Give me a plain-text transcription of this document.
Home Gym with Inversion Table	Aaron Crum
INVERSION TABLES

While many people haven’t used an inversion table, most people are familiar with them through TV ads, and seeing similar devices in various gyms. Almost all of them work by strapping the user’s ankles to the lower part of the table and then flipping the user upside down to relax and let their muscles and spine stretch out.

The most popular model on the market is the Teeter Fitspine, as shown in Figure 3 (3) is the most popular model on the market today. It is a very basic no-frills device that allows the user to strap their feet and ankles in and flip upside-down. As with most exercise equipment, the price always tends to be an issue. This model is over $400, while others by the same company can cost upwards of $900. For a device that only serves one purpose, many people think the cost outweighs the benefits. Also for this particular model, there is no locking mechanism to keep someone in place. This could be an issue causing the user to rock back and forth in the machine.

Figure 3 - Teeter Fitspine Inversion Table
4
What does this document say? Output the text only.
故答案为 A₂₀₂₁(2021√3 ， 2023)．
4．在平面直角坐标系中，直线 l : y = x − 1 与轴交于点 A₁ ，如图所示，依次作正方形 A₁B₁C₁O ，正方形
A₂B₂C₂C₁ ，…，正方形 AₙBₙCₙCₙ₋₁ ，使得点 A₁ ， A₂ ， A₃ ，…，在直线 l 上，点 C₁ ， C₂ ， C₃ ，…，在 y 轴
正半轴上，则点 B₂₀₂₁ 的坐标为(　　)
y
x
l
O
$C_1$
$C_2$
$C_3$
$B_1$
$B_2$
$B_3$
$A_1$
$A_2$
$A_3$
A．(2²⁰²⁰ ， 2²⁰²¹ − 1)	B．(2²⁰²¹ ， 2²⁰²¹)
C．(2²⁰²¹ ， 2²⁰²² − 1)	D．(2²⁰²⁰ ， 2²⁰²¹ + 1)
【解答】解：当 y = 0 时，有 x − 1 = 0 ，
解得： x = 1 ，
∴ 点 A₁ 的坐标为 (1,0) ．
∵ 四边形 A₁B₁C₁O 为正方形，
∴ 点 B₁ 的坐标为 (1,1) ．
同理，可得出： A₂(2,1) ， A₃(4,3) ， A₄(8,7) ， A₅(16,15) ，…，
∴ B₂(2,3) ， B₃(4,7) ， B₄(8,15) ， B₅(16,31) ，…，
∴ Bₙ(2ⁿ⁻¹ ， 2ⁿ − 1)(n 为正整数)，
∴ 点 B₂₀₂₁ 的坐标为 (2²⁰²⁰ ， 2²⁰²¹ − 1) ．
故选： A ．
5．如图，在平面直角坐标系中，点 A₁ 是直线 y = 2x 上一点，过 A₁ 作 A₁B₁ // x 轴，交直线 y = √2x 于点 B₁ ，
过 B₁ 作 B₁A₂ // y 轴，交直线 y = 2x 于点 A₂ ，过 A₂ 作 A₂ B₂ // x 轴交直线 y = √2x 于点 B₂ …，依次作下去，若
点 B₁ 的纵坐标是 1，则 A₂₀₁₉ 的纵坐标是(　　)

■ **Your task**
Print every entry exactly as written.

■ **Solution for this exercise**
Give me a plain-text transcription of this document.
Home Gym with Inversion Table	Aaron Crum
INVERSION TABLES

While many people haven’t used an inversion table, most people are familiar with them through TV ads, and seeing similar devices in various gyms. Almost all of them work by strapping the user’s ankles to the lower part of the table and then flipping the user upside down to relax and let their muscles and spine stretch out.

The most popular model on the market is the Teeter Fitspine, as shown in Figure 3 (3) is the most popular model on the market today. It is a very basic no-frills device that allows the user to strap their feet and ankles in and flip upside-down. As with most exercise equipment, the price always tends to be an issue. This model is over $400, while others by the same company can cost upwards of $900. For a device that only serves one purpose, many people think the cost outweighs the benefits. Also for this particular model, there is no locking mechanism to keep someone in place. This could be an issue causing the user to rock back and forth in the machine.

Figure 3 - Teeter Fitspine Inversion Table
4
What does this document say? Output the text only.
故答案为 A₂₀₂₁(2021√3 ， 2023)．
4．在平面直角坐标系中，直线 l : y = x − 1 与轴交于点 A₁ ，如图所示，依次作正方形 A₁B₁C₁O ，正方形
A₂B₂C₂C₁ ，…，正方形 AₙBₙCₙCₙ₋₁ ，使得点 A₁ ， A₂ ， A₃ ，…，在直线 l 上，点 C₁ ， C₂ ， C₃ ，…，在 y 轴
正半轴上，则点 B₂₀₂₁ 的坐标为(　　)
y
x
l
O
$C_1$
$C_2$
$C_3$
$B_1$
$B_2$
$B_3$
$A_1$
$A_2$
$A_3$
A．(2²⁰²⁰ ， 2²⁰²¹ − 1)	B．(2²⁰²¹ ， 2²⁰²¹)
C．(2²⁰²¹ ， 2²⁰²² − 1)	D．(2²⁰²⁰ ， 2²⁰²¹ + 1)
【解答】解：当 y = 0 时，有 x − 1 = 0 ，
解得： x = 1 ，
∴ 点 A₁ 的坐标为 (1,0) ．
∵ 四边形 A₁B₁C₁O 为正方形，
∴ 点 B₁ 的坐标为 (1,1) ．
同理，可得出： A₂(2,1) ， A₃(4,3) ， A₄(8,7) ， A₅(16,15) ，…，
∴ B₂(2,3) ， B₃(4,7) ， B₄(8,15) ， B₅(16,31) ，…，
∴ Bₙ(2ⁿ⁻¹ ， 2ⁿ − 1)(n 为正整数)，
∴ 点 B₂₀₂₁ 的坐标为 (2²⁰²⁰ ， 2²⁰²¹ − 1) ．
故选： A ．
5．如图，在平面直角坐标系中，点 A₁ 是直线 y = 2x 上一点，过 A₁ 作 A₁B₁ // x 轴，交直线 y = √2x 于点 B₁ ，
过 B₁ 作 B₁A₂ // y 轴，交直线 y = 2x 于点 A₂ ，过 A₂ 作 A₂ B₂ // x 轴交直线 y = √2x 于点 B₂ …，依次作下去，若
点 B₁ 的纵坐标是 1，则 A₂₀₁₉ 的纵坐标是(　　)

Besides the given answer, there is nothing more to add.